### Directive
Extract the whole listing as it stands. Do not include the pictures.

───── Excerpted records ─────

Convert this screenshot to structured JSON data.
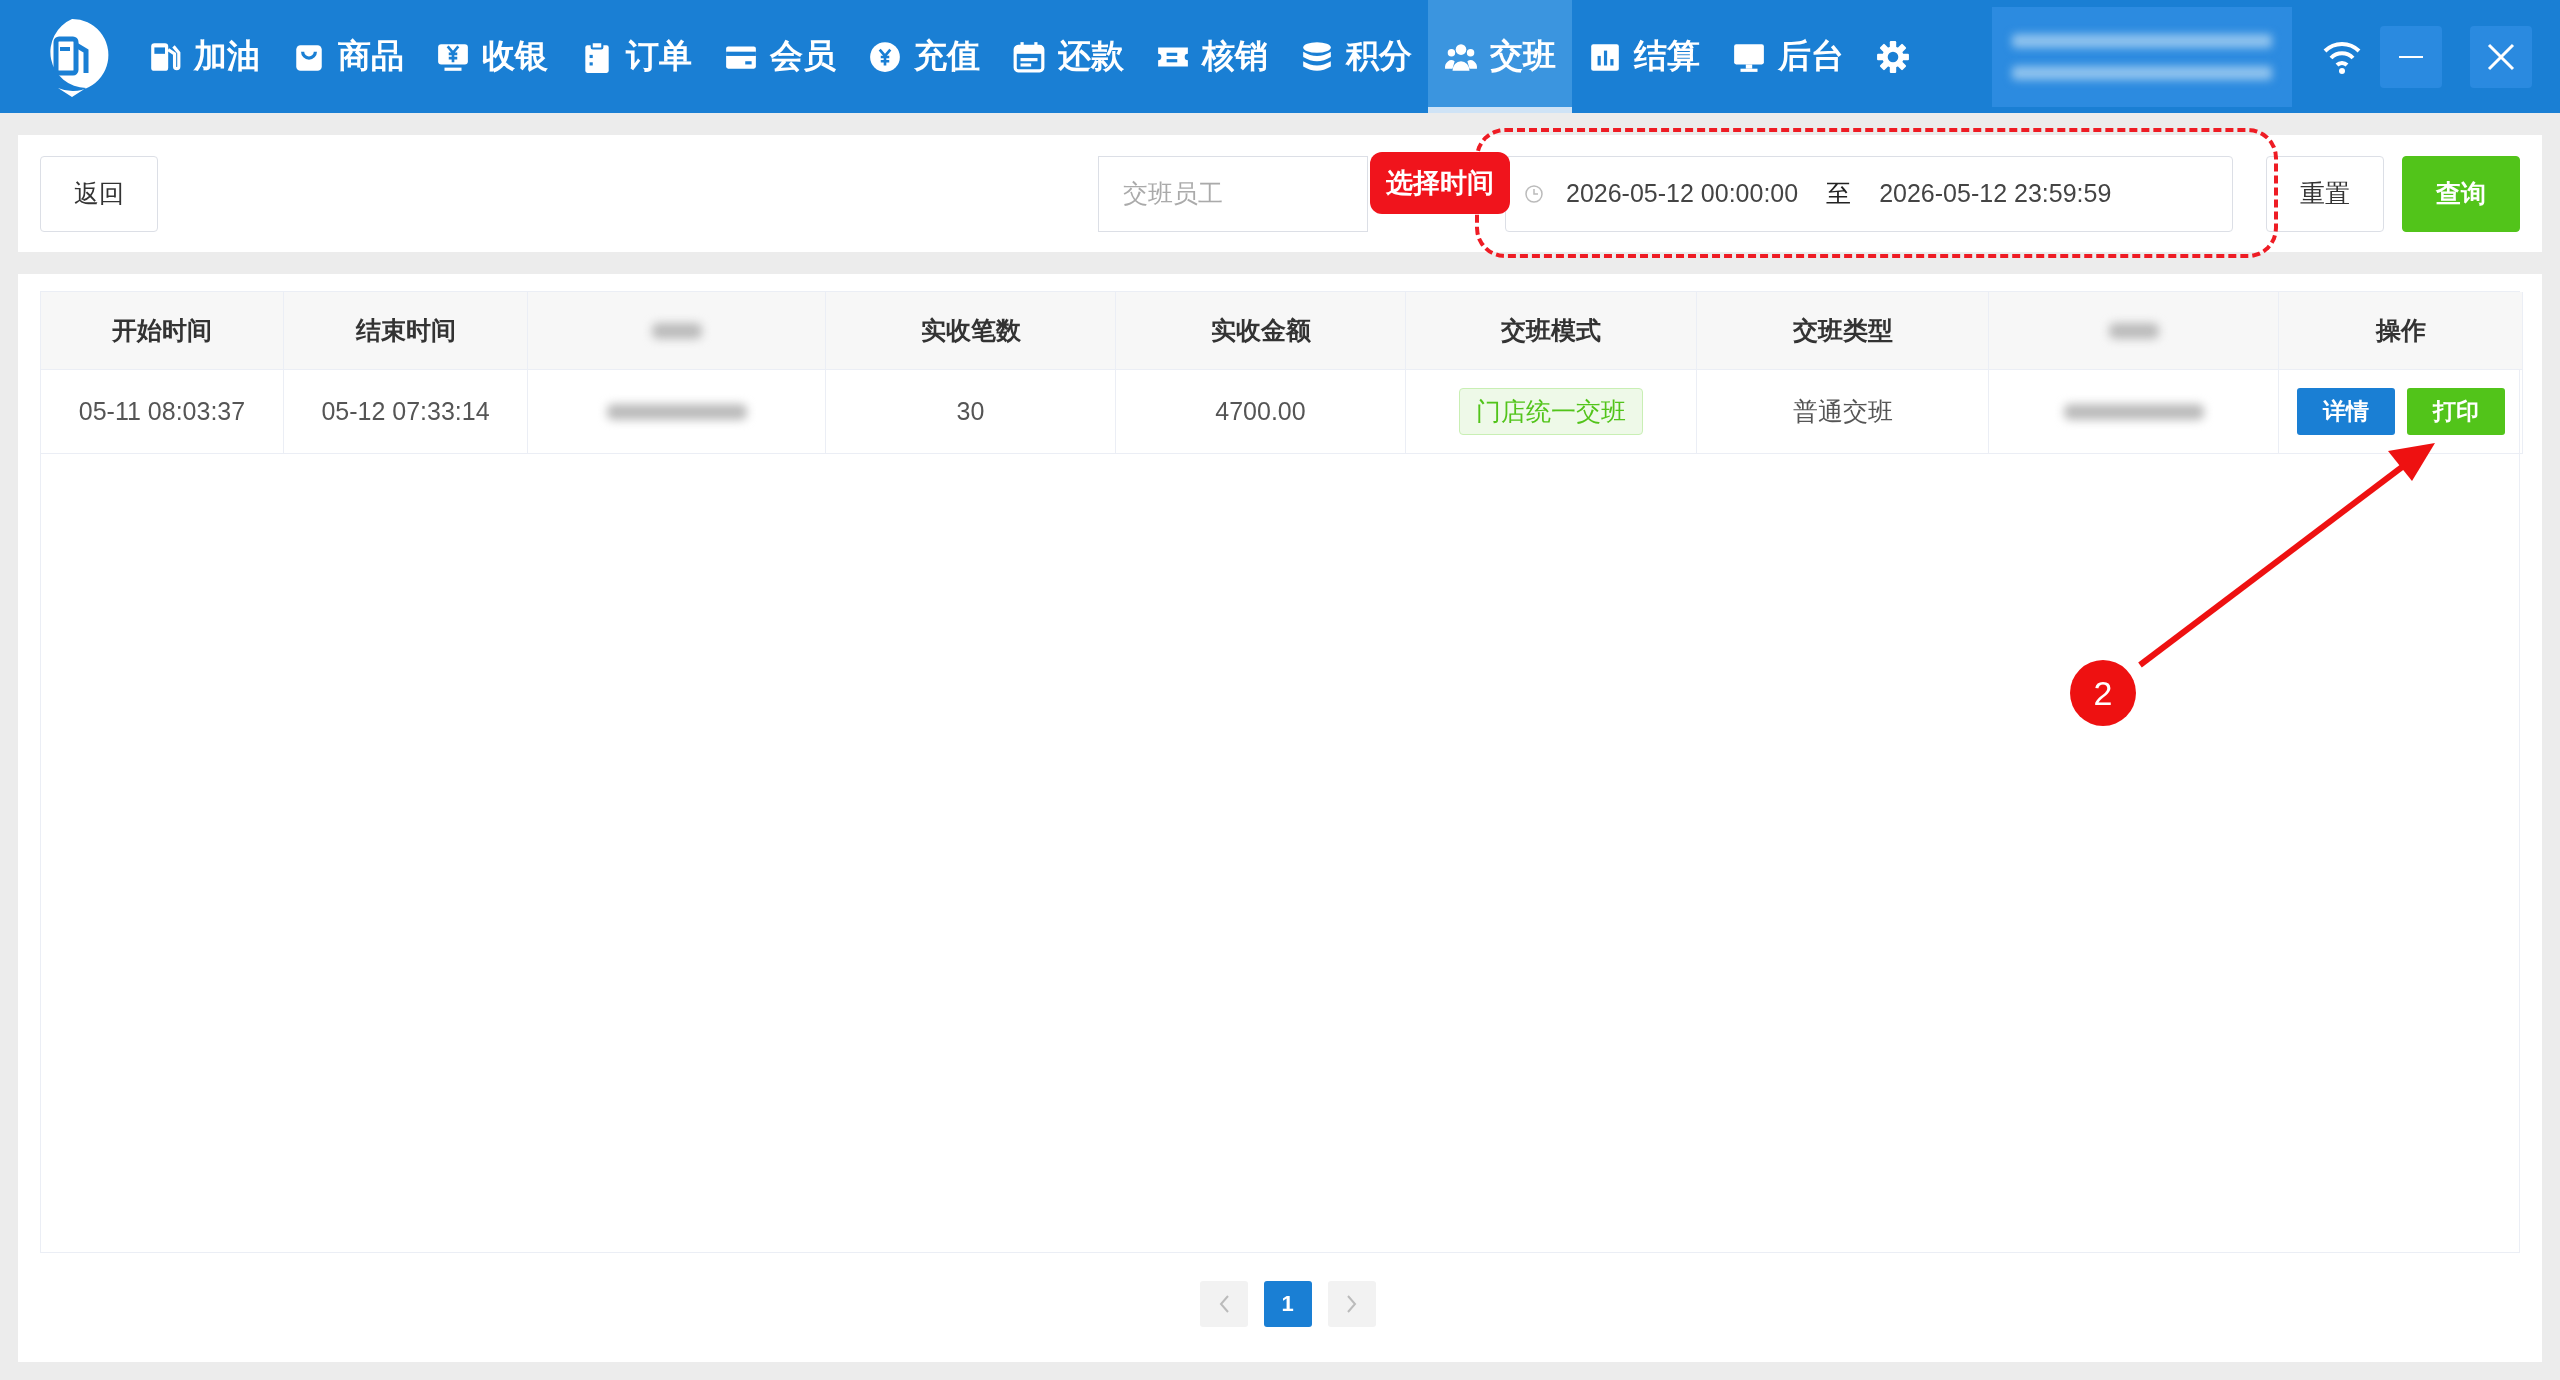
{
  "nav": {
    "items": [
      {
        "label": "加油",
        "selected": false
      },
      {
        "label": "商品",
        "selected": false
      },
      {
        "label": "收银",
        "selected": false
      },
      {
        "label": "订单",
        "selected": false
      },
      {
        "label": "会员",
        "selected": false
      },
      {
        "label": "充值",
        "selected": false
      },
      {
        "label": "还款",
        "selected": false
      },
      {
        "label": "核销",
        "selected": false
      },
      {
        "label": "积分",
        "selected": false
      },
      {
        "label": "交班",
        "selected": true
      },
      {
        "label": "结算",
        "selected": false
      },
      {
        "label": "后台",
        "selected": false
      },
      {
        "selected": false
      }
    ]
  },
  "toolbar": {
    "back_button": "返回",
    "employee_field": {
      "placeholder": "交班员工"
    },
    "date_range": {
      "start": "2026-05-12 00:00:00",
      "separator": "至",
      "end": "2026-05-12 23:59:59"
    },
    "reset_button": "重置",
    "query_button": "查询"
  },
  "table": {
    "columns": [
      {
        "kind": "text",
        "label": "开始时间"
      },
      {
        "kind": "text",
        "label": "结束时间"
      },
      {
        "kind": "blurred"
      },
      {
        "kind": "text",
        "label": "实收笔数"
      },
      {
        "kind": "text",
        "label": "实收金额"
      },
      {
        "kind": "text",
        "label": "交班模式"
      },
      {
        "kind": "text",
        "label": "交班类型"
      },
      {
        "kind": "blurred"
      },
      {
        "kind": "text",
        "label": "操作"
      }
    ],
    "rows": [
      {
        "cells": [
          {
            "kind": "text",
            "text": "05-11 08:03:37"
          },
          {
            "kind": "text",
            "text": "05-12 07:33:14"
          },
          {
            "kind": "blurred"
          },
          {
            "kind": "text",
            "text": "30"
          },
          {
            "kind": "text",
            "text": "4700.00"
          },
          {
            "kind": "tag",
            "text": "门店统一交班"
          },
          {
            "kind": "text",
            "text": "普通交班"
          },
          {
            "kind": "blurred"
          },
          {
            "kind": "actions",
            "buttons": [
              {
                "kind": "detail",
                "label": "详情"
              },
              {
                "kind": "print",
                "label": "打印"
              }
            ]
          }
        ]
      }
    ]
  },
  "pagination": {
    "pages": [
      {
        "label": "1",
        "selected": true
      }
    ]
  },
  "annotations": {
    "callout": "选择时间",
    "step": "2"
  }
}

─────

### Completed task
Convert this screenshot to structured JSON data.
{
  "nav": {
    "items": [
      {
        "label": "加油",
        "selected": false
      },
      {
        "label": "商品",
        "selected": false
      },
      {
        "label": "收银",
        "selected": false
      },
      {
        "label": "订单",
        "selected": false
      },
      {
        "label": "会员",
        "selected": false
      },
      {
        "label": "充值",
        "selected": false
      },
      {
        "label": "还款",
        "selected": false
      },
      {
        "label": "核销",
        "selected": false
      },
      {
        "label": "积分",
        "selected": false
      },
      {
        "label": "交班",
        "selected": true
      },
      {
        "label": "结算",
        "selected": false
      },
      {
        "label": "后台",
        "selected": false
      },
      {
        "selected": false
      }
    ]
  },
  "toolbar": {
    "back_button": "返回",
    "employee_field": {
      "placeholder": "交班员工"
    },
    "date_range": {
      "start": "2026-05-12 00:00:00",
      "separator": "至",
      "end": "2026-05-12 23:59:59"
    },
    "reset_button": "重置",
    "query_button": "查询"
  },
  "table": {
    "columns": [
      {
        "kind": "text",
        "label": "开始时间"
      },
      {
        "kind": "text",
        "label": "结束时间"
      },
      {
        "kind": "blurred"
      },
      {
        "kind": "text",
        "label": "实收笔数"
      },
      {
        "kind": "text",
        "label": "实收金额"
      },
      {
        "kind": "text",
        "label": "交班模式"
      },
      {
        "kind": "text",
        "label": "交班类型"
      },
      {
        "kind": "blurred"
      },
      {
        "kind": "text",
        "label": "操作"
      }
    ],
    "rows": [
      {
        "cells": [
          {
            "kind": "text",
            "text": "05-11 08:03:37"
          },
          {
            "kind": "text",
            "text": "05-12 07:33:14"
          },
          {
            "kind": "blurred"
          },
          {
            "kind": "text",
            "text": "30"
          },
          {
            "kind": "text",
            "text": "4700.00"
          },
          {
            "kind": "tag",
            "text": "门店统一交班"
          },
          {
            "kind": "text",
            "text": "普通交班"
          },
          {
            "kind": "blurred"
          },
          {
            "kind": "actions",
            "buttons": [
              {
                "kind": "detail",
                "label": "详情"
              },
              {
                "kind": "print",
                "label": "打印"
              }
            ]
          }
        ]
      }
    ]
  },
  "pagination": {
    "pages": [
      {
        "label": "1",
        "selected": true
      }
    ]
  },
  "annotations": {
    "callout": "选择时间",
    "step": "2"
  }
}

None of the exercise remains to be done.